# Exercise description
Select from the records below every line that has the word "Figure" in it.

--- start Extracted records ---

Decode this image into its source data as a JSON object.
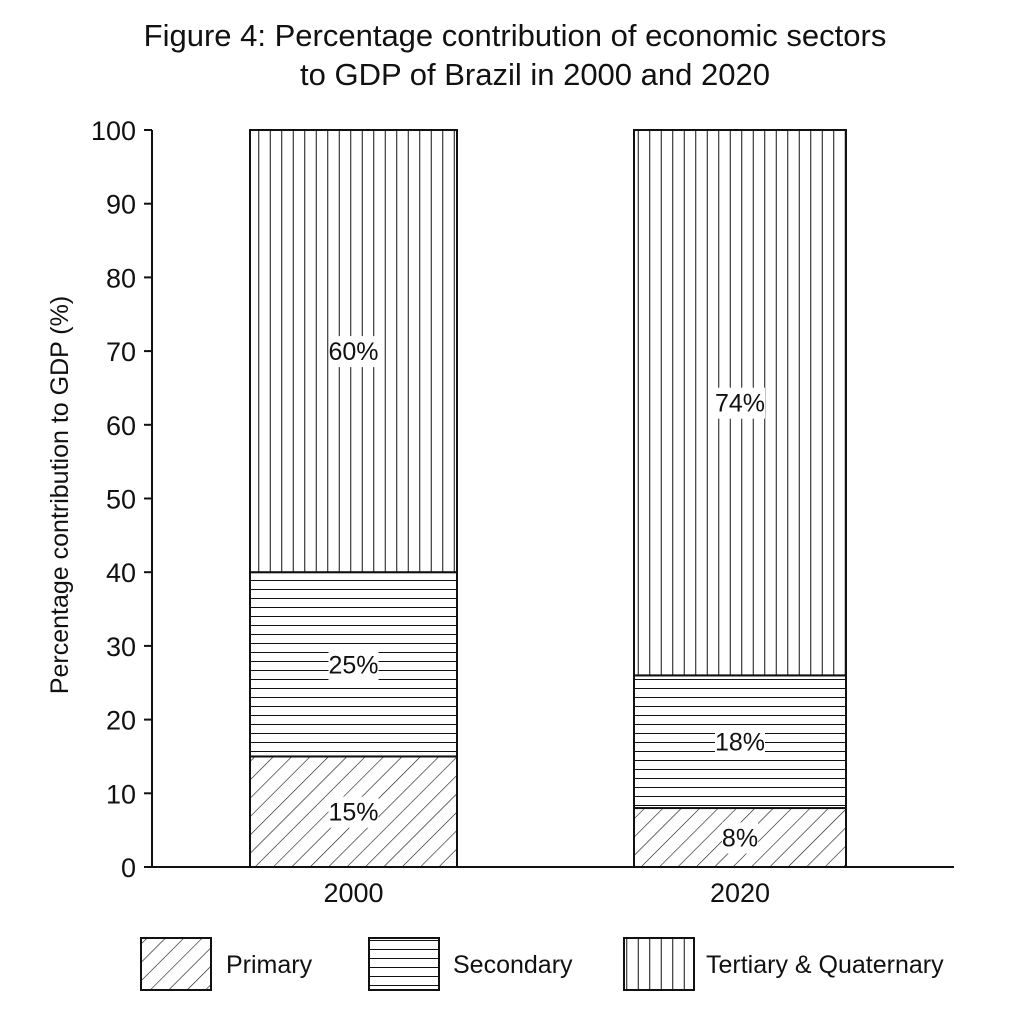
{
  "chart_data": {
    "type": "bar",
    "stacked": true,
    "title": "Figure 4: Percentage contribution of economic sectors to GDP of Brazil in 2000 and 2020",
    "title_lines": [
      "Figure 4: Percentage contribution of economic sectors",
      "to GDP of Brazil in 2000 and 2020"
    ],
    "xlabel": "",
    "ylabel": "Percentage contribution to GDP (%)",
    "ylim": [
      0,
      100
    ],
    "yticks": [
      0,
      10,
      20,
      30,
      40,
      50,
      60,
      70,
      80,
      90,
      100
    ],
    "categories": [
      "2000",
      "2020"
    ],
    "series": [
      {
        "name": "Primary",
        "values": [
          15,
          8
        ],
        "labels": [
          "15%",
          "8%"
        ],
        "pattern": "diagonal-hatch"
      },
      {
        "name": "Secondary",
        "values": [
          25,
          18
        ],
        "labels": [
          "25%",
          "18%"
        ],
        "pattern": "horizontal-lines"
      },
      {
        "name": "Tertiary & Quaternary",
        "values": [
          60,
          74
        ],
        "labels": [
          "60%",
          "74%"
        ],
        "pattern": "vertical-lines"
      }
    ],
    "legend_position": "bottom",
    "grid": false,
    "colors": {
      "ink": "#111111",
      "fill": "#ffffff"
    }
  }
}
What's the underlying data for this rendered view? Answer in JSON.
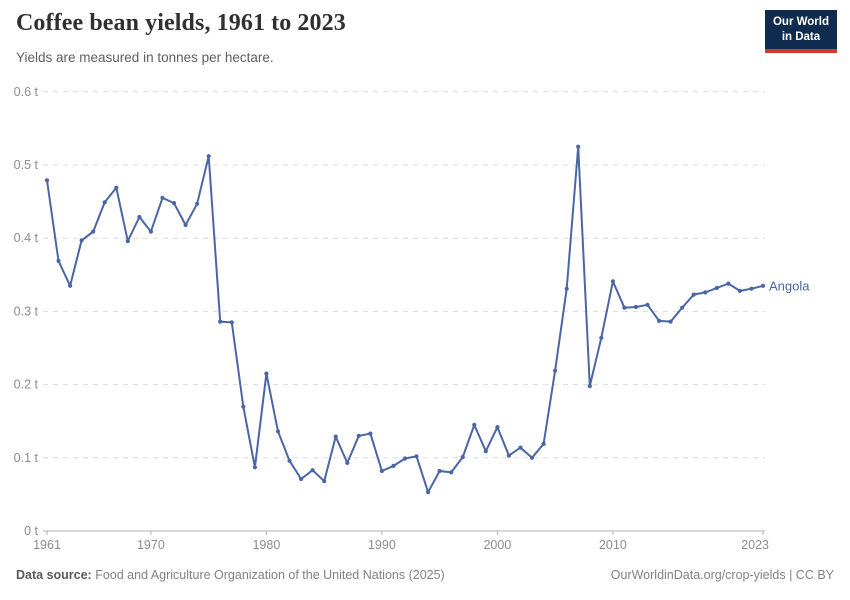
{
  "header": {
    "title": "Coffee bean yields, 1961 to 2023",
    "subtitle": "Yields are measured in tonnes per hectare."
  },
  "logo": {
    "line1": "Our World",
    "line2": "in Data",
    "bg_color": "#0F2B4E",
    "accent_color": "#CB3B2E"
  },
  "chart_data": {
    "type": "line",
    "title": "Coffee bean yields, 1961 to 2023",
    "xlabel": "",
    "ylabel": "tonnes per hectare",
    "x_range": [
      1961,
      2023
    ],
    "ylim": [
      0,
      0.6
    ],
    "grid": "horizontal-dashed",
    "legend_position": "end-of-line",
    "y_ticks": [
      0,
      0.1,
      0.2,
      0.3,
      0.4,
      0.5,
      0.6
    ],
    "y_tick_labels": [
      "0 t",
      "0.1 t",
      "0.2 t",
      "0.3 t",
      "0.4 t",
      "0.5 t",
      "0.6 t"
    ],
    "x_ticks": [
      1961,
      1970,
      1980,
      1990,
      2000,
      2010,
      2023
    ],
    "series": [
      {
        "name": "Angola",
        "color": "#4A66A4",
        "x": [
          1961,
          1962,
          1963,
          1964,
          1965,
          1966,
          1967,
          1968,
          1969,
          1970,
          1971,
          1972,
          1973,
          1974,
          1975,
          1976,
          1977,
          1978,
          1979,
          1980,
          1981,
          1982,
          1983,
          1984,
          1985,
          1986,
          1987,
          1988,
          1989,
          1990,
          1991,
          1992,
          1993,
          1994,
          1995,
          1996,
          1997,
          1998,
          1999,
          2000,
          2001,
          2002,
          2003,
          2004,
          2005,
          2006,
          2007,
          2008,
          2009,
          2010,
          2011,
          2012,
          2013,
          2014,
          2015,
          2016,
          2017,
          2018,
          2019,
          2020,
          2021,
          2022,
          2023
        ],
        "values": [
          0.479,
          0.369,
          0.335,
          0.397,
          0.409,
          0.449,
          0.469,
          0.396,
          0.429,
          0.409,
          0.455,
          0.448,
          0.418,
          0.447,
          0.512,
          0.286,
          0.285,
          0.17,
          0.087,
          0.215,
          0.136,
          0.096,
          0.071,
          0.083,
          0.068,
          0.129,
          0.093,
          0.13,
          0.133,
          0.082,
          0.089,
          0.099,
          0.102,
          0.053,
          0.082,
          0.08,
          0.101,
          0.145,
          0.109,
          0.142,
          0.103,
          0.114,
          0.1,
          0.119,
          0.219,
          0.331,
          0.525,
          0.198,
          0.264,
          0.341,
          0.305,
          0.306,
          0.309,
          0.287,
          0.286,
          0.305,
          0.323,
          0.326,
          0.332,
          0.338,
          0.328,
          0.331,
          0.335
        ]
      }
    ]
  },
  "footer": {
    "source_label": "Data source:",
    "source_text": " Food and Agriculture Organization of the United Nations (2025)",
    "link_text": "OurWorldinData.org/crop-yields | CC BY"
  },
  "colors": {
    "line": "#4A66A4",
    "gridline": "#dcdcdc",
    "axis": "#b3b3b3",
    "tick_text": "#8c8c8c"
  }
}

--- end Extracted records ---

# The answer
    "title": "Figure 4: Percentage contribution of economic sectors to GDP of Brazil in 2000 and 2020",
      "Figure 4: Percentage contribution of economic sectors",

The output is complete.